EXERCISE GOAL – Repeat every entry word for word, skipping the pictures.

:: SUPPLIED MATERIAL ::

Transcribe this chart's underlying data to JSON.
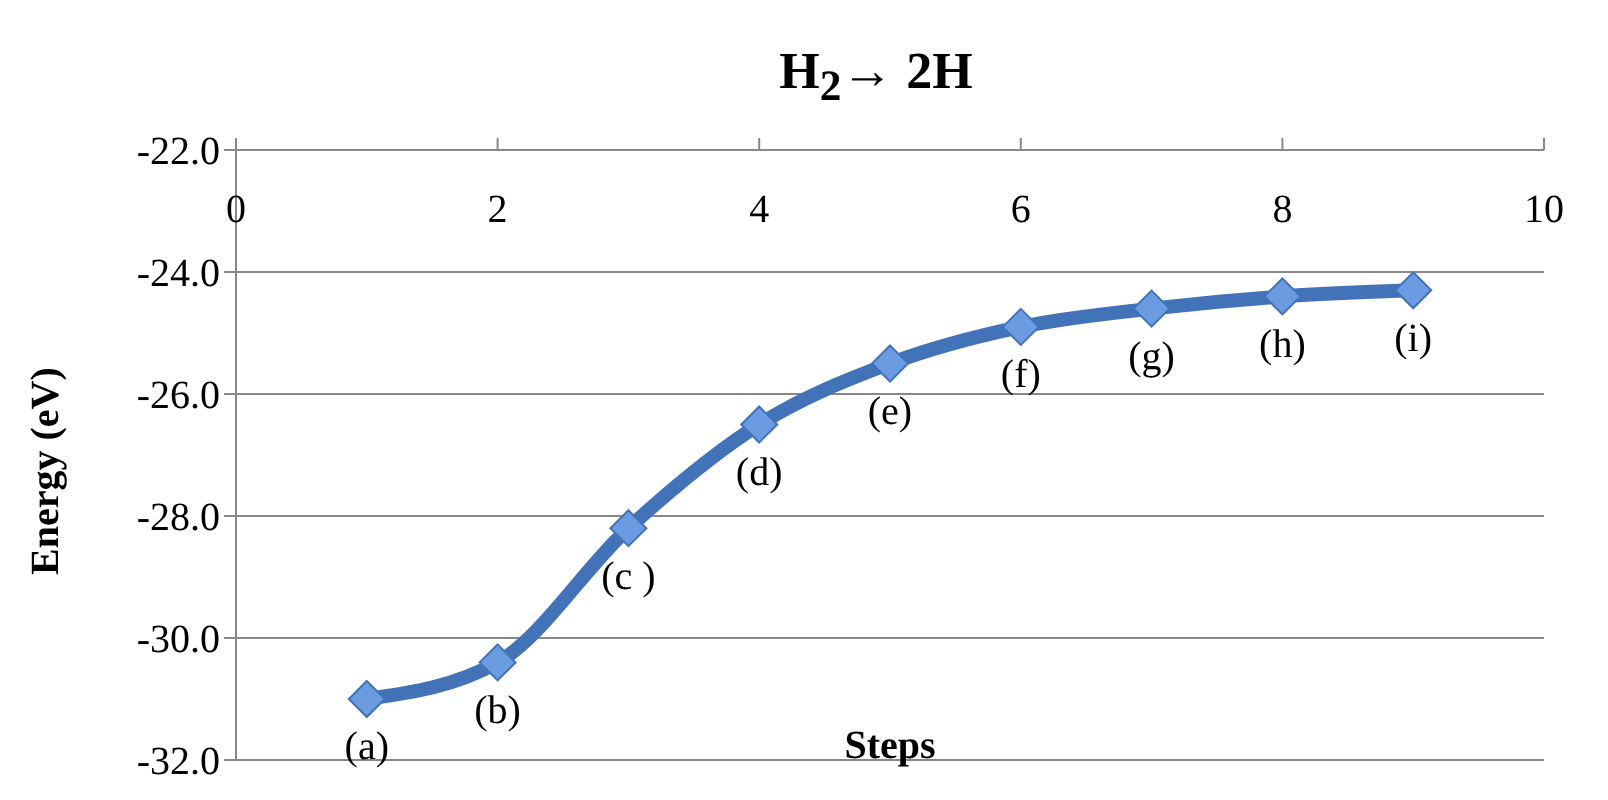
{
  "chart_data": {
    "type": "line",
    "title": "H$_{2}$→ 2H",
    "xlabel": "Steps",
    "ylabel": "Energy (eV)",
    "x": [
      1,
      2,
      3,
      4,
      5,
      6,
      7,
      8,
      9
    ],
    "series": [
      {
        "color": "#4273b8",
        "values": [
          -31.0,
          -30.4,
          -28.2,
          -26.5,
          -25.5,
          -24.9,
          -24.6,
          -24.4,
          -24.3
        ]
      }
    ],
    "xlim": [
      0,
      10
    ],
    "xticks": [
      0,
      2,
      4,
      6,
      8,
      10
    ],
    "ylim": [
      -32,
      -22
    ],
    "yticks": [
      {
        "value": -32,
        "label": "-32.0"
      },
      {
        "value": -30,
        "label": "-30.0"
      },
      {
        "value": -28,
        "label": "-28.0"
      },
      {
        "value": -26,
        "label": "-26.0"
      },
      {
        "value": -24,
        "label": "-24.0"
      },
      {
        "value": -22,
        "label": "-22.0"
      }
    ],
    "grid": "y",
    "marker": "diamond",
    "line_style": "solid",
    "legend": false,
    "annotations": [
      {
        "text": "(a)",
        "x": 1,
        "y": -31.0
      },
      {
        "text": "(b)",
        "x": 2,
        "y": -30.4
      },
      {
        "text": "(c )",
        "x": 3,
        "y": -28.2
      },
      {
        "text": "(d)",
        "x": 4,
        "y": -26.5
      },
      {
        "text": "(e)",
        "x": 5,
        "y": -25.5
      },
      {
        "text": "(f)",
        "x": 6,
        "y": -24.9
      },
      {
        "text": "(g)",
        "x": 7,
        "y": -24.6
      },
      {
        "text": "(h)",
        "x": 8,
        "y": -24.4
      },
      {
        "text": "(i)",
        "x": 9,
        "y": -24.3
      }
    ]
  }
}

:::

COMPLETED EXERCISE –
Transcribe this chart's underlying data to JSON.
{
  "chart_data": {
    "type": "line",
    "title": "H$_{2}$→ 2H",
    "xlabel": "Steps",
    "ylabel": "Energy (eV)",
    "x": [
      1,
      2,
      3,
      4,
      5,
      6,
      7,
      8,
      9
    ],
    "series": [
      {
        "color": "#4273b8",
        "values": [
          -31.0,
          -30.4,
          -28.2,
          -26.5,
          -25.5,
          -24.9,
          -24.6,
          -24.4,
          -24.3
        ]
      }
    ],
    "xlim": [
      0,
      10
    ],
    "xticks": [
      0,
      2,
      4,
      6,
      8,
      10
    ],
    "ylim": [
      -32,
      -22
    ],
    "yticks": [
      {
        "value": -32,
        "label": "-32.0"
      },
      {
        "value": -30,
        "label": "-30.0"
      },
      {
        "value": -28,
        "label": "-28.0"
      },
      {
        "value": -26,
        "label": "-26.0"
      },
      {
        "value": -24,
        "label": "-24.0"
      },
      {
        "value": -22,
        "label": "-22.0"
      }
    ],
    "grid": "y",
    "marker": "diamond",
    "line_style": "solid",
    "legend": false,
    "annotations": [
      {
        "text": "(a)",
        "x": 1,
        "y": -31.0
      },
      {
        "text": "(b)",
        "x": 2,
        "y": -30.4
      },
      {
        "text": "(c )",
        "x": 3,
        "y": -28.2
      },
      {
        "text": "(d)",
        "x": 4,
        "y": -26.5
      },
      {
        "text": "(e)",
        "x": 5,
        "y": -25.5
      },
      {
        "text": "(f)",
        "x": 6,
        "y": -24.9
      },
      {
        "text": "(g)",
        "x": 7,
        "y": -24.6
      },
      {
        "text": "(h)",
        "x": 8,
        "y": -24.4
      },
      {
        "text": "(i)",
        "x": 9,
        "y": -24.3
      }
    ]
  }
}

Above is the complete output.